(Dataset items)
────────────────────────────────────────

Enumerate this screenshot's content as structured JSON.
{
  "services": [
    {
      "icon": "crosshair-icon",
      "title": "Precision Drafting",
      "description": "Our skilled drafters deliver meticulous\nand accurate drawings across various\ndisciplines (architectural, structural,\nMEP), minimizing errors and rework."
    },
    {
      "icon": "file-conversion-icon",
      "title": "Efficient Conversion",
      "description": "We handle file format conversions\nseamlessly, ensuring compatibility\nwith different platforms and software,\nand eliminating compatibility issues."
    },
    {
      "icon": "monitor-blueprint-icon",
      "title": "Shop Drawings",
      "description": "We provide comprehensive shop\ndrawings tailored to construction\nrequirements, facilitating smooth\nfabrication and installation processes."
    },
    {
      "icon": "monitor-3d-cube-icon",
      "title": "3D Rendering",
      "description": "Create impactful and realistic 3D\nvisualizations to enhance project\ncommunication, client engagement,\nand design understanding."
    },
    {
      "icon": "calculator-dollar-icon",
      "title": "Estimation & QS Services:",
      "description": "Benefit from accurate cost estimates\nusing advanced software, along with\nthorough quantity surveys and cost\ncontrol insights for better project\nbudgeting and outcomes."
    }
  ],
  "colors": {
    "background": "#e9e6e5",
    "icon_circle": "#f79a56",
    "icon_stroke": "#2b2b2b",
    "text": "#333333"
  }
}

────────────────────────────────────────

What the exercise asks:
Set down the entries above again, word for word.

Final result:
Enumerate this screenshot's content as structured JSON.
{
  "services": [
    {
      "icon": "crosshair-icon",
      "title": "Precision Drafting",
      "description": "Our skilled drafters deliver meticulous\nand accurate drawings across various\ndisciplines (architectural, structural,\nMEP), minimizing errors and rework."
    },
    {
      "icon": "file-conversion-icon",
      "title": "Efficient Conversion",
      "description": "We handle file format conversions\nseamlessly, ensuring compatibility\nwith different platforms and software,\nand eliminating compatibility issues."
    },
    {
      "icon": "monitor-blueprint-icon",
      "title": "Shop Drawings",
      "description": "We provide comprehensive shop\ndrawings tailored to construction\nrequirements, facilitating smooth\nfabrication and installation processes."
    },
    {
      "icon": "monitor-3d-cube-icon",
      "title": "3D Rendering",
      "description": "Create impactful and realistic 3D\nvisualizations to enhance project\ncommunication, client engagement,\nand design understanding."
    },
    {
      "icon": "calculator-dollar-icon",
      "title": "Estimation & QS Services:",
      "description": "Benefit from accurate cost estimates\nusing advanced software, along with\nthorough quantity surveys and cost\ncontrol insights for better project\nbudgeting and outcomes."
    }
  ],
  "colors": {
    "background": "#e9e6e5",
    "icon_circle": "#f79a56",
    "icon_stroke": "#2b2b2b",
    "text": "#333333"
  }
}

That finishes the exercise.